(Records excerpted from a collection)

++++++

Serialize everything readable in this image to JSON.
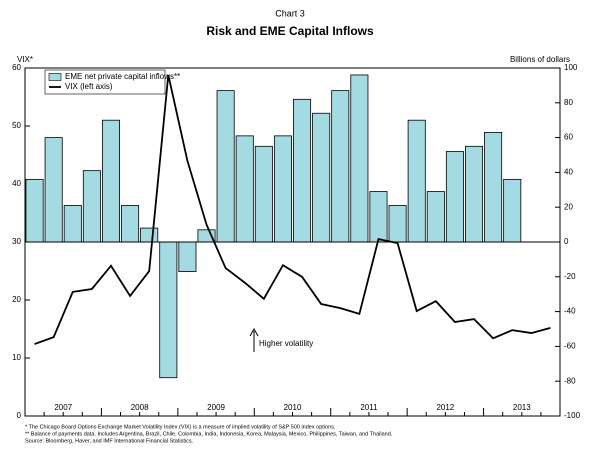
{
  "chart_data": {
    "type": "bar-line",
    "supertitle": "Chart 3",
    "title": "Risk and EME Capital Inflows",
    "y_label": "VIX*",
    "y2_label": "Billions of dollars",
    "years": [
      "2007",
      "2008",
      "2009",
      "2010",
      "2011",
      "2012",
      "2013"
    ],
    "quarters_per_year": 4,
    "series": [
      {
        "name": "EME net private capital inflows**",
        "kind": "bar",
        "axis": "y2",
        "color": "#a4dbe3",
        "values": [
          36,
          60,
          21,
          41,
          70,
          21,
          8,
          -78,
          -17,
          7,
          87,
          61,
          55,
          61,
          82,
          74,
          87,
          96,
          29,
          21,
          70,
          29,
          52,
          55,
          63,
          36
        ]
      },
      {
        "name": "VIX (left axis)",
        "kind": "line",
        "axis": "y",
        "color": "#000000",
        "values": [
          12.4,
          13.6,
          21.4,
          21.9,
          25.9,
          20.7,
          25,
          58.8,
          44,
          33,
          25.5,
          23,
          20.2,
          26,
          24,
          19.3,
          18.6,
          17.6,
          30.5,
          29.8,
          18.1,
          19.8,
          16.2,
          16.7,
          13.4,
          14.8,
          14.3,
          15.2
        ]
      }
    ],
    "ylim": [
      0,
      60
    ],
    "yticks": [
      0,
      10,
      20,
      30,
      40,
      50,
      60
    ],
    "y2lim": [
      -100,
      100
    ],
    "y2ticks": [
      -100,
      -80,
      -60,
      -40,
      -20,
      0,
      20,
      40,
      60,
      80,
      100
    ],
    "annotation": "Higher volatility",
    "footnotes": [
      "* The Chicago Board Options Exchange Market Volatility Index (VIX) is a measure of implied volatility of S&P 500 index options.",
      "** Balance of payments data. Includes Argentina, Brazil, Chile, Colombia, India, Indonesia, Korea, Malaysia, Mexico, Philippines, Taiwan, and Thailand.",
      "Source: Bloomberg, Haver, and IMF International Financial Statistics."
    ]
  }
}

++++++

**Aim**
In your copy, leave out the pictures and reproduce the material above exactly.

**Task response**
Serialize everything readable in this image to JSON.
{
  "chart_data": {
    "type": "bar-line",
    "supertitle": "Chart 3",
    "title": "Risk and EME Capital Inflows",
    "y_label": "VIX*",
    "y2_label": "Billions of dollars",
    "years": [
      "2007",
      "2008",
      "2009",
      "2010",
      "2011",
      "2012",
      "2013"
    ],
    "quarters_per_year": 4,
    "series": [
      {
        "name": "EME net private capital inflows**",
        "kind": "bar",
        "axis": "y2",
        "color": "#a4dbe3",
        "values": [
          36,
          60,
          21,
          41,
          70,
          21,
          8,
          -78,
          -17,
          7,
          87,
          61,
          55,
          61,
          82,
          74,
          87,
          96,
          29,
          21,
          70,
          29,
          52,
          55,
          63,
          36
        ]
      },
      {
        "name": "VIX (left axis)",
        "kind": "line",
        "axis": "y",
        "color": "#000000",
        "values": [
          12.4,
          13.6,
          21.4,
          21.9,
          25.9,
          20.7,
          25,
          58.8,
          44,
          33,
          25.5,
          23,
          20.2,
          26,
          24,
          19.3,
          18.6,
          17.6,
          30.5,
          29.8,
          18.1,
          19.8,
          16.2,
          16.7,
          13.4,
          14.8,
          14.3,
          15.2
        ]
      }
    ],
    "ylim": [
      0,
      60
    ],
    "yticks": [
      0,
      10,
      20,
      30,
      40,
      50,
      60
    ],
    "y2lim": [
      -100,
      100
    ],
    "y2ticks": [
      -100,
      -80,
      -60,
      -40,
      -20,
      0,
      20,
      40,
      60,
      80,
      100
    ],
    "annotation": "Higher volatility",
    "footnotes": [
      "* The Chicago Board Options Exchange Market Volatility Index (VIX) is a measure of implied volatility of S&P 500 index options.",
      "** Balance of payments data. Includes Argentina, Brazil, Chile, Colombia, India, Indonesia, Korea, Malaysia, Mexico, Philippines, Taiwan, and Thailand.",
      "Source: Bloomberg, Haver, and IMF International Financial Statistics."
    ]
  }
}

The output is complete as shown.